— START DATA RECORDS —

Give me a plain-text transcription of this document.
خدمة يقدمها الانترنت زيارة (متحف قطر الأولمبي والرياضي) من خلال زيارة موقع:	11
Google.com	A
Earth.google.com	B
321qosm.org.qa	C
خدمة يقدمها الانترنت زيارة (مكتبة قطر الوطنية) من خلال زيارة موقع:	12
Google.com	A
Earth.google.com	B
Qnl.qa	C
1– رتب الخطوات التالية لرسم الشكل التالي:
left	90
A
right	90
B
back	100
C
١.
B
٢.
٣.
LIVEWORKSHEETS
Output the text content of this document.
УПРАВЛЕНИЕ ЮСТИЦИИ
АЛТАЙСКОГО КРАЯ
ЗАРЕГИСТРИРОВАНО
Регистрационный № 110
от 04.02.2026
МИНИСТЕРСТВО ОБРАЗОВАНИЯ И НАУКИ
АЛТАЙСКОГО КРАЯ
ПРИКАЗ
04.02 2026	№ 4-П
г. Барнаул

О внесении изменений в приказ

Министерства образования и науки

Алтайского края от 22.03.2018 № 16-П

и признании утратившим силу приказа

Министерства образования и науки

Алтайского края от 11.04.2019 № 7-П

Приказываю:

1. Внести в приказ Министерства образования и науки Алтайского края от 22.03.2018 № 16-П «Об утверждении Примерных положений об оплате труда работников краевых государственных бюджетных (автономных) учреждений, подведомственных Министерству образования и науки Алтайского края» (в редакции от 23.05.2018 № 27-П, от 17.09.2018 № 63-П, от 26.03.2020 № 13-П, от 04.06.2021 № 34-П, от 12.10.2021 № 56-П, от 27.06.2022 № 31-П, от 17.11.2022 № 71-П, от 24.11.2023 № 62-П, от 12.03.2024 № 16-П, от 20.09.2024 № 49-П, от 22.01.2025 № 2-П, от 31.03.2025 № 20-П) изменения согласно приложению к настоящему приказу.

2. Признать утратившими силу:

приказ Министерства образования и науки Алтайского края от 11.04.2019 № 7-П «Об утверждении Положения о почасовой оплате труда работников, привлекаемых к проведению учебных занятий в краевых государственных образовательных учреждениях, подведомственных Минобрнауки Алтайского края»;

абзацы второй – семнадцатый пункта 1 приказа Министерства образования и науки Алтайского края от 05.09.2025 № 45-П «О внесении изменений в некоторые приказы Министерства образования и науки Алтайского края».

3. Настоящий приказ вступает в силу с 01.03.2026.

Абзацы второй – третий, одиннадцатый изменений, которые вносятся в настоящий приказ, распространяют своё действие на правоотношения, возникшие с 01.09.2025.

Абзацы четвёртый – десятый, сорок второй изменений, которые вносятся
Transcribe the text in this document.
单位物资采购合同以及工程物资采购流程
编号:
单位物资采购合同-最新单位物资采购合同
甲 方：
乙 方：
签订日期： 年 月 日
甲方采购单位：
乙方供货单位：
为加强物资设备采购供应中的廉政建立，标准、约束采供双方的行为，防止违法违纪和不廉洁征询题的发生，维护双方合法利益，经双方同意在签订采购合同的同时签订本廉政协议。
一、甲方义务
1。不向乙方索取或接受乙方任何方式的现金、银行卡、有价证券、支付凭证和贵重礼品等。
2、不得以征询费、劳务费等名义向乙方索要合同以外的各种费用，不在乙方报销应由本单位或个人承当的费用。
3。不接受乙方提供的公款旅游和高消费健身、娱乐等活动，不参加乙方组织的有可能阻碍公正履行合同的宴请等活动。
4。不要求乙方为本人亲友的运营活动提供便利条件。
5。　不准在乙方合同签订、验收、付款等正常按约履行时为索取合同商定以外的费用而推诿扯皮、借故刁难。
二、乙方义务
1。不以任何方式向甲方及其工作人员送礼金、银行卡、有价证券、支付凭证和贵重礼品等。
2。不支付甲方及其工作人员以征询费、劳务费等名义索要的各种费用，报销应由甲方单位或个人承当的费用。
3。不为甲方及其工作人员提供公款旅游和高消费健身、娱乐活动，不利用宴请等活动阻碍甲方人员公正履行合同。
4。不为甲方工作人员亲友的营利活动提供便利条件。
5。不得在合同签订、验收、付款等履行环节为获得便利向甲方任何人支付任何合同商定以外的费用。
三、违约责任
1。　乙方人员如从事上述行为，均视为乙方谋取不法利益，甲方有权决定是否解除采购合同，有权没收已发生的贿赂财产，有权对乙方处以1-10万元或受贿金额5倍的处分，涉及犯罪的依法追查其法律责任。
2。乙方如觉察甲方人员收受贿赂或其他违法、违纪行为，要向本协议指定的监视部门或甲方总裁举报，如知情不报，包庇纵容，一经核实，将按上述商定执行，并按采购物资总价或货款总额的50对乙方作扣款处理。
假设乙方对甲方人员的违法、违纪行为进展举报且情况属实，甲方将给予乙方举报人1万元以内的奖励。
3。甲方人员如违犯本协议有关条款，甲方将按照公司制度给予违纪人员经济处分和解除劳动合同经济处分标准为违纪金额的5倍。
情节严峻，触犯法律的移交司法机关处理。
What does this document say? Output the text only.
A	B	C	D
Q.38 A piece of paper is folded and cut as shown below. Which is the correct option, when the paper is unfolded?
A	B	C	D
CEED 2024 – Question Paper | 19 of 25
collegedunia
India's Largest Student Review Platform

— END DATA RECORDS —

The answer consists only of the lines from the one containing "What does this" to the end of the records, each written out exactly.

What does this document say? Output the text only.
A	B	C	D
Q.38 A piece of paper is folded and cut as shown below. Which is the correct option, when the paper is unfolded?
A	B	C	D
CEED 2024 – Question Paper | 19 of 25
collegedunia
India's Largest Student Review Platform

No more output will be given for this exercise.